═══ Given data ═══

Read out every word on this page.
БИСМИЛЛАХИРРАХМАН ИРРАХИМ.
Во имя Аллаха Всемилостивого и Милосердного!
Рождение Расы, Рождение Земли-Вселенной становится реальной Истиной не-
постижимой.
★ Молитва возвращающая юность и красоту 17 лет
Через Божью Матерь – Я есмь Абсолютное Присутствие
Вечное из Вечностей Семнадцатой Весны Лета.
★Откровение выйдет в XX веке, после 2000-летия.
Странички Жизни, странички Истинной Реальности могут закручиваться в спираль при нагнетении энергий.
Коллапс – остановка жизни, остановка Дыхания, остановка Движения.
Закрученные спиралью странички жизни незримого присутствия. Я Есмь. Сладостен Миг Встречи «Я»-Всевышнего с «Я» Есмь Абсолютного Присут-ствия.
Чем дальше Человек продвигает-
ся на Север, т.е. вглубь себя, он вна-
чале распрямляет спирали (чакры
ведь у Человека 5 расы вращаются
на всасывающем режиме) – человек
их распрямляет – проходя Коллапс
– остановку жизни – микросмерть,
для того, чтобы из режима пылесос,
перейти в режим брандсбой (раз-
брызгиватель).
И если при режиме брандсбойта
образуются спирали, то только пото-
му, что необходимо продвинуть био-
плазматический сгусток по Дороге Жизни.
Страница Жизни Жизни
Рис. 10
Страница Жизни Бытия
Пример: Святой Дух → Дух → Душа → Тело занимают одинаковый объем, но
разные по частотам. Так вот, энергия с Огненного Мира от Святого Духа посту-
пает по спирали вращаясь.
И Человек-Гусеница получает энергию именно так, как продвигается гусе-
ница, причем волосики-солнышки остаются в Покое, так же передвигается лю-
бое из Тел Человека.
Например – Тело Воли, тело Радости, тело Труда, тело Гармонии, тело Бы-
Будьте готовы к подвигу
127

═══

**Exercise task**
Show every line above in which the word "распрямляет" occurs.

**Written reply**
чале распрямляет спирали (чакры
их распрямляет – проходя Коллапс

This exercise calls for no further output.